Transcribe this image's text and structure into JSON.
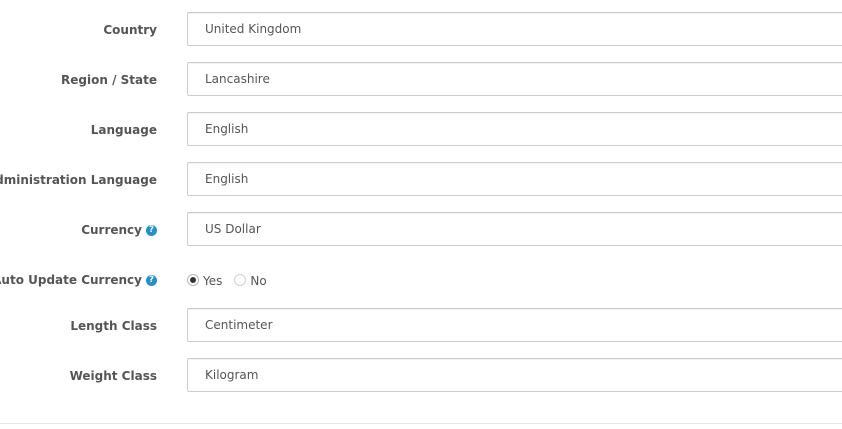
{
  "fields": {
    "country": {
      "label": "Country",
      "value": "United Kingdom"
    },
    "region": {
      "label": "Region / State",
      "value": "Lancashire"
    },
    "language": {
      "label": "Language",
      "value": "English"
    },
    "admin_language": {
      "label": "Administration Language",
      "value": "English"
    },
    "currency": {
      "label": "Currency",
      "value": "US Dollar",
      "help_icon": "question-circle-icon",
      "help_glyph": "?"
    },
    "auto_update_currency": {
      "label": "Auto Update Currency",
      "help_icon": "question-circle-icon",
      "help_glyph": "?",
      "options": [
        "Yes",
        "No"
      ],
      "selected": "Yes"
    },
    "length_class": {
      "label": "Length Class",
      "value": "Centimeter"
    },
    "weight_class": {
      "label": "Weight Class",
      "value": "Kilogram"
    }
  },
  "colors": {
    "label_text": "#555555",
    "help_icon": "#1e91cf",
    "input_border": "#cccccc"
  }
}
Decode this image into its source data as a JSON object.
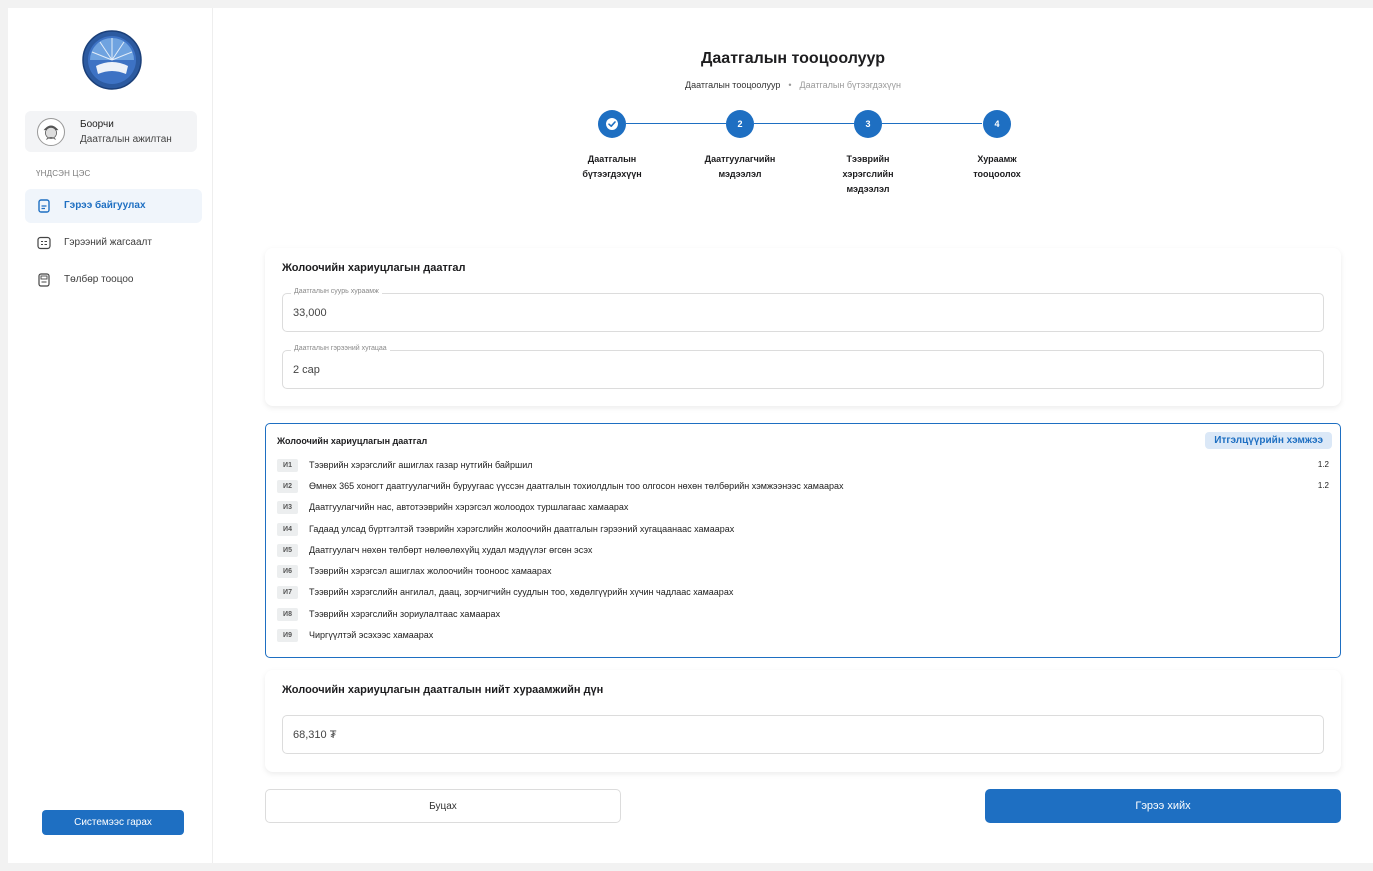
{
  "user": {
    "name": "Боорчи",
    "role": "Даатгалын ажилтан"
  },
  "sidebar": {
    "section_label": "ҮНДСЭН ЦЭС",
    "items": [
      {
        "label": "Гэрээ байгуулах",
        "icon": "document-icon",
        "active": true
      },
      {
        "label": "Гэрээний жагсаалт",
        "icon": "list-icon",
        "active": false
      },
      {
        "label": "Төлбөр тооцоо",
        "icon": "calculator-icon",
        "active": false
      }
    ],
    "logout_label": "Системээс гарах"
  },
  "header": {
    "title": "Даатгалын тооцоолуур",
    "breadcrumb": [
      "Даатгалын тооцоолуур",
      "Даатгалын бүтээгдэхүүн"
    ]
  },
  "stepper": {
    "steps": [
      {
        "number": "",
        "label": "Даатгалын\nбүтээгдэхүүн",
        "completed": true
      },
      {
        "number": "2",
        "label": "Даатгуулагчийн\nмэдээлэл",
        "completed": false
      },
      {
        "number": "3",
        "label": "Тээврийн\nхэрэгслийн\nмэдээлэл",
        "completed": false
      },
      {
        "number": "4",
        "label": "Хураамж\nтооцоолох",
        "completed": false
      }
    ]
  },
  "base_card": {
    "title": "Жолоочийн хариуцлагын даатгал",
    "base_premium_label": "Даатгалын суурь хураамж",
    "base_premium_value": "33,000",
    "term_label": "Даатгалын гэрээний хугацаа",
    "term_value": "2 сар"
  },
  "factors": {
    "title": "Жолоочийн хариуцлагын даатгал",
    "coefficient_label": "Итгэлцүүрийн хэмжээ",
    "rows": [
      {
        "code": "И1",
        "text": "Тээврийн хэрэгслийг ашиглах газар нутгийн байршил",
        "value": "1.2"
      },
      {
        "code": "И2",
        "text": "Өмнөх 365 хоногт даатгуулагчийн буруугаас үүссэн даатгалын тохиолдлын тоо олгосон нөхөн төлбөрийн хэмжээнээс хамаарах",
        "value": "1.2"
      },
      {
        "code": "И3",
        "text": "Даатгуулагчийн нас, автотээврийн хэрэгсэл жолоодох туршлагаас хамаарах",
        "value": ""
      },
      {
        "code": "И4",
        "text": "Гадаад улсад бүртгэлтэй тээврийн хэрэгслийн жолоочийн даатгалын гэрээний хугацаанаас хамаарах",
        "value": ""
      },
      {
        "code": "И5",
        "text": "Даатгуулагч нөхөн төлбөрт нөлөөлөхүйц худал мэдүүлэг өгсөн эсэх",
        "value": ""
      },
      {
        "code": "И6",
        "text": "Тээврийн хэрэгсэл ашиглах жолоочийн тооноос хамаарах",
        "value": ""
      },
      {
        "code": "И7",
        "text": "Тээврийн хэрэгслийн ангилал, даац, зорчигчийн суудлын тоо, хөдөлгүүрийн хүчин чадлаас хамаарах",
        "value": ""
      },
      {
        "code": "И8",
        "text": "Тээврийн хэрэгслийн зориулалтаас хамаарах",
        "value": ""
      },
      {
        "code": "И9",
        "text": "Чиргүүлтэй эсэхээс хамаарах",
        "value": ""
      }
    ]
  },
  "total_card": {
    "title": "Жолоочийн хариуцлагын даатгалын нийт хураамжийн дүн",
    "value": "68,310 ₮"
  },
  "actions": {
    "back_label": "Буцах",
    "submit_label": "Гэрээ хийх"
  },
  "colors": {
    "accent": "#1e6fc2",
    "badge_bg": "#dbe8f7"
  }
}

* **EXERCISE**:
All entries are to be retyped exactly. Omit any embedded images.

* **FINAL RESULT**:
Transcribe this image's text and structure into JSON.
{
  "fields": {
    "country": {
      "label": "Country",
      "value": "United Kingdom"
    },
    "region": {
      "label": "Region / State",
      "value": "Lancashire"
    },
    "language": {
      "label": "Language",
      "value": "English"
    },
    "admin_language": {
      "label": "Administration Language",
      "value": "English"
    },
    "currency": {
      "label": "Currency",
      "value": "US Dollar",
      "help_icon": "question-circle-icon",
      "help_glyph": "?"
    },
    "auto_update_currency": {
      "label": "Auto Update Currency",
      "help_icon": "question-circle-icon",
      "help_glyph": "?",
      "options": [
        "Yes",
        "No"
      ],
      "selected": "Yes"
    },
    "length_class": {
      "label": "Length Class",
      "value": "Centimeter"
    },
    "weight_class": {
      "label": "Weight Class",
      "value": "Kilogram"
    }
  },
  "colors": {
    "label_text": "#555555",
    "help_icon": "#1e91cf",
    "input_border": "#cccccc"
  }
}
Decode this image into its source data as a JSON object.
{
  "user": {
    "name": "Боорчи",
    "role": "Даатгалын ажилтан"
  },
  "sidebar": {
    "section_label": "ҮНДСЭН ЦЭС",
    "items": [
      {
        "label": "Гэрээ байгуулах",
        "icon": "document-icon",
        "active": true
      },
      {
        "label": "Гэрээний жагсаалт",
        "icon": "list-icon",
        "active": false
      },
      {
        "label": "Төлбөр тооцоо",
        "icon": "calculator-icon",
        "active": false
      }
    ],
    "logout_label": "Системээс гарах"
  },
  "header": {
    "title": "Даатгалын тооцоолуур",
    "breadcrumb": [
      "Даатгалын тооцоолуур",
      "Даатгалын бүтээгдэхүүн"
    ]
  },
  "stepper": {
    "steps": [
      {
        "number": "",
        "label": "Даатгалын\nбүтээгдэхүүн",
        "completed": true
      },
      {
        "number": "2",
        "label": "Даатгуулагчийн\nмэдээлэл",
        "completed": false
      },
      {
        "number": "3",
        "label": "Тээврийн\nхэрэгслийн\nмэдээлэл",
        "completed": false
      },
      {
        "number": "4",
        "label": "Хураамж\nтооцоолох",
        "completed": false
      }
    ]
  },
  "base_card": {
    "title": "Жолоочийн хариуцлагын даатгал",
    "base_premium_label": "Даатгалын суурь хураамж",
    "base_premium_value": "33,000",
    "term_label": "Даатгалын гэрээний хугацаа",
    "term_value": "2 сар"
  },
  "factors": {
    "title": "Жолоочийн хариуцлагын даатгал",
    "coefficient_label": "Итгэлцүүрийн хэмжээ",
    "rows": [
      {
        "code": "И1",
        "text": "Тээврийн хэрэгслийг ашиглах газар нутгийн байршил",
        "value": "1.2"
      },
      {
        "code": "И2",
        "text": "Өмнөх 365 хоногт даатгуулагчийн буруугаас үүссэн даатгалын тохиолдлын тоо олгосон нөхөн төлбөрийн хэмжээнээс хамаарах",
        "value": "1.2"
      },
      {
        "code": "И3",
        "text": "Даатгуулагчийн нас, автотээврийн хэрэгсэл жолоодох туршлагаас хамаарах",
        "value": ""
      },
      {
        "code": "И4",
        "text": "Гадаад улсад бүртгэлтэй тээврийн хэрэгслийн жолоочийн даатгалын гэрээний хугацаанаас хамаарах",
        "value": ""
      },
      {
        "code": "И5",
        "text": "Даатгуулагч нөхөн төлбөрт нөлөөлөхүйц худал мэдүүлэг өгсөн эсэх",
        "value": ""
      },
      {
        "code": "И6",
        "text": "Тээврийн хэрэгсэл ашиглах жолоочийн тооноос хамаарах",
        "value": ""
      },
      {
        "code": "И7",
        "text": "Тээврийн хэрэгслийн ангилал, даац, зорчигчийн суудлын тоо, хөдөлгүүрийн хүчин чадлаас хамаарах",
        "value": ""
      },
      {
        "code": "И8",
        "text": "Тээврийн хэрэгслийн зориулалтаас хамаарах",
        "value": ""
      },
      {
        "code": "И9",
        "text": "Чиргүүлтэй эсэхээс хамаарах",
        "value": ""
      }
    ]
  },
  "total_card": {
    "title": "Жолоочийн хариуцлагын даатгалын нийт хураамжийн дүн",
    "value": "68,310 ₮"
  },
  "actions": {
    "back_label": "Буцах",
    "submit_label": "Гэрээ хийх"
  },
  "colors": {
    "accent": "#1e6fc2",
    "badge_bg": "#dbe8f7"
  }
}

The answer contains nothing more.